=== DATA EXCERPTS ===
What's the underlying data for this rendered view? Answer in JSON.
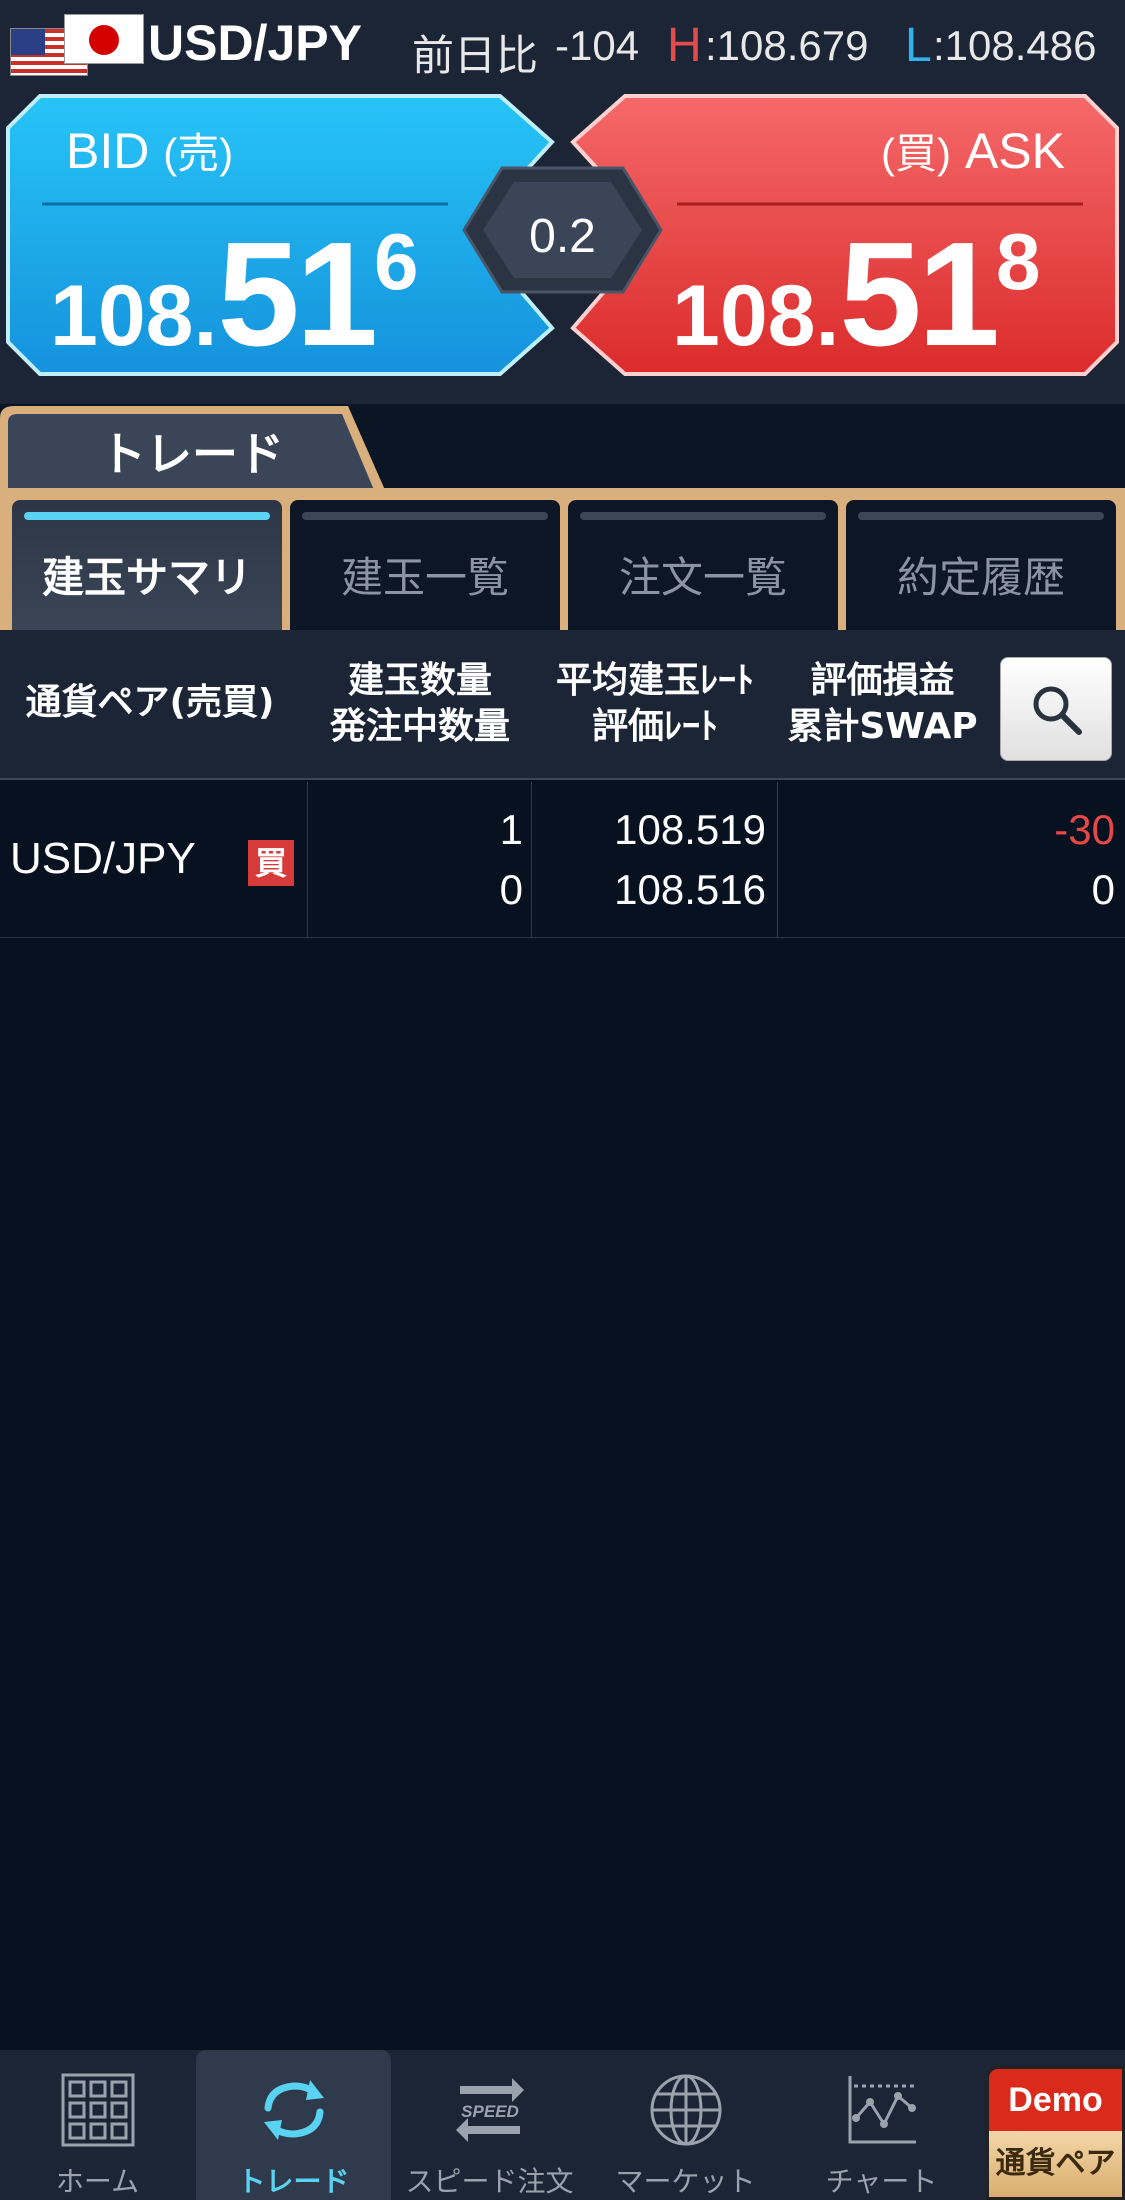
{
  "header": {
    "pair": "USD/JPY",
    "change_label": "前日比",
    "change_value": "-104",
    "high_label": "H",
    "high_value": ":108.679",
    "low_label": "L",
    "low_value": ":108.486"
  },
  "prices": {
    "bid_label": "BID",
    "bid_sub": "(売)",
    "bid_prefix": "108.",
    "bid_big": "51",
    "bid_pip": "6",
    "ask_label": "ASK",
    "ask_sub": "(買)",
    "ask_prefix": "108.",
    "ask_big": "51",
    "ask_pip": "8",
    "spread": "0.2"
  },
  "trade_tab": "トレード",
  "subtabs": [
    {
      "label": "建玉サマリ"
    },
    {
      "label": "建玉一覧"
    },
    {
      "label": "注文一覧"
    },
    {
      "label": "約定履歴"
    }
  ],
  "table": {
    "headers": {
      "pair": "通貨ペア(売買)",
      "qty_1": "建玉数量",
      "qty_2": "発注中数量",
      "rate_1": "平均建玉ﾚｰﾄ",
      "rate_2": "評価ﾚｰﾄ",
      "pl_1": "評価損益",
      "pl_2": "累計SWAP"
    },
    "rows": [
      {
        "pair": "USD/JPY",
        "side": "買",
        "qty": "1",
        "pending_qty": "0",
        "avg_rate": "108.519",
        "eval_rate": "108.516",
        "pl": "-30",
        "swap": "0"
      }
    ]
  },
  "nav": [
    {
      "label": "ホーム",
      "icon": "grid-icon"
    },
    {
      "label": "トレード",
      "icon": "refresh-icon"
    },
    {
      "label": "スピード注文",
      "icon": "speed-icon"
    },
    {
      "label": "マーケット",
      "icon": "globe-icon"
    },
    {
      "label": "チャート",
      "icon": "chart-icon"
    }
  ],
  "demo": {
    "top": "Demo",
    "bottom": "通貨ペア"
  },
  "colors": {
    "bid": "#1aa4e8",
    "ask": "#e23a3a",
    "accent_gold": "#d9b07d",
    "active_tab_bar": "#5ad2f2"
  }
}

==

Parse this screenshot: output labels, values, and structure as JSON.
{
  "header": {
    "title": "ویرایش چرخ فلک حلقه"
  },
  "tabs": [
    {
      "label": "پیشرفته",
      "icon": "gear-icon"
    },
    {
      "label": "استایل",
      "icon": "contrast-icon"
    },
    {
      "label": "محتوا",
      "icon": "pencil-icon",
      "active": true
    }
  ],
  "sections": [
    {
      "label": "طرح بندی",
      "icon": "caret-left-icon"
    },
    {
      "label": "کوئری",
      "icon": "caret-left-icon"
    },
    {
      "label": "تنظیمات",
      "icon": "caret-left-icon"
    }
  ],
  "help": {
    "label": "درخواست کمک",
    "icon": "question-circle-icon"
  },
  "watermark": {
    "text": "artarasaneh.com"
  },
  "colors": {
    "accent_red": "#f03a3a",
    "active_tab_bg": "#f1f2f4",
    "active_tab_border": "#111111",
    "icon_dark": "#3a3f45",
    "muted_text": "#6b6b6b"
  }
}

---

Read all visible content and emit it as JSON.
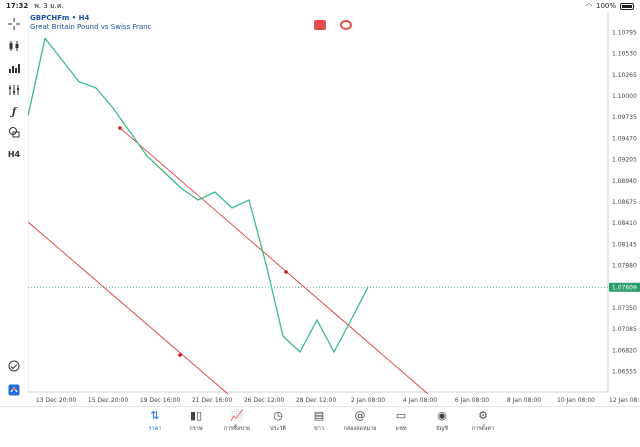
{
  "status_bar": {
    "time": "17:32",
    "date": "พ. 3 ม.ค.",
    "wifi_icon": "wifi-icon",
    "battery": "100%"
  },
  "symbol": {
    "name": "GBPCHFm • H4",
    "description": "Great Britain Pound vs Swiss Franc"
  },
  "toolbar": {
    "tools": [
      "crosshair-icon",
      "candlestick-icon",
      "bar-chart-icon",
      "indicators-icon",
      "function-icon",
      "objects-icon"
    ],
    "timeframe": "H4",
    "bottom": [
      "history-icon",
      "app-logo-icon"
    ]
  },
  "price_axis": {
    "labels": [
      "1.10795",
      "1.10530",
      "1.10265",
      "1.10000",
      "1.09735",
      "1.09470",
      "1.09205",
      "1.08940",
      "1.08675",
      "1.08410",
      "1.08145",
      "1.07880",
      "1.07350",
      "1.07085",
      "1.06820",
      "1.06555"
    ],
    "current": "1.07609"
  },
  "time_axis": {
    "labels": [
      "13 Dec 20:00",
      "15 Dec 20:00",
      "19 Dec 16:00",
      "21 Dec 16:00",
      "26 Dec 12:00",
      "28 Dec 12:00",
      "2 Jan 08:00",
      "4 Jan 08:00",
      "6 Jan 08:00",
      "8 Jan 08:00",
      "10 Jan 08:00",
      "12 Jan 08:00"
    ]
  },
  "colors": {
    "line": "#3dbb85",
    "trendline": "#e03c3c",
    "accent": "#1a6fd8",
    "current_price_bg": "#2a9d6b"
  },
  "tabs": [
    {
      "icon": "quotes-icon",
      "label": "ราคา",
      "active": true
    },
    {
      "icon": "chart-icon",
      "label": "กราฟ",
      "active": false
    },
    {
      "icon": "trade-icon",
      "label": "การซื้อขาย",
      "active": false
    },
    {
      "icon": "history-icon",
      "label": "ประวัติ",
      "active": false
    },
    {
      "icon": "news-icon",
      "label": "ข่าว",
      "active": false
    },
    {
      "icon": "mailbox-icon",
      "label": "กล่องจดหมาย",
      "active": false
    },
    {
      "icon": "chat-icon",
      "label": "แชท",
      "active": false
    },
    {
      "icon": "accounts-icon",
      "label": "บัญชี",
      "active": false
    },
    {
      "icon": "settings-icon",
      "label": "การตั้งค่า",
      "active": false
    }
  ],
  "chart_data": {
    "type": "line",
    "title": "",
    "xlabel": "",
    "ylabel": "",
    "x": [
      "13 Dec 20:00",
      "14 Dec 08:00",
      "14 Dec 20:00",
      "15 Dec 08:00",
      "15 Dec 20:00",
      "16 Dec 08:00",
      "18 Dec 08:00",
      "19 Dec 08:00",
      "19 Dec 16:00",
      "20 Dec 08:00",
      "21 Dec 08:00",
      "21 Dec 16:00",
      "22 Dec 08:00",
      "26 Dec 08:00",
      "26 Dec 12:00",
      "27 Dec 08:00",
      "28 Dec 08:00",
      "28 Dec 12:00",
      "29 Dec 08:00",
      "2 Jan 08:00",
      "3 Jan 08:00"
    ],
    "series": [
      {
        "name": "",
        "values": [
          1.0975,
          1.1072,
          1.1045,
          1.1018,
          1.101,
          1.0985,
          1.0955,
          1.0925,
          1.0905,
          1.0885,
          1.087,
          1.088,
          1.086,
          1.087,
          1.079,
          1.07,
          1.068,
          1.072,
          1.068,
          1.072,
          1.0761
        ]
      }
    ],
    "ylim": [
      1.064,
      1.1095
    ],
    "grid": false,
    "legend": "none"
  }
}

=== TASK TO CARRY OUT ===
Your task is to gather all lines from the entries above that hold the word "JSON".

=== CORRECT ANSWER ===
What's the underlying data for this rendered view? Answer in JSON.
Parse this screenshot: output labels, values, and structure as JSON.
Read all visible content and emit it as JSON.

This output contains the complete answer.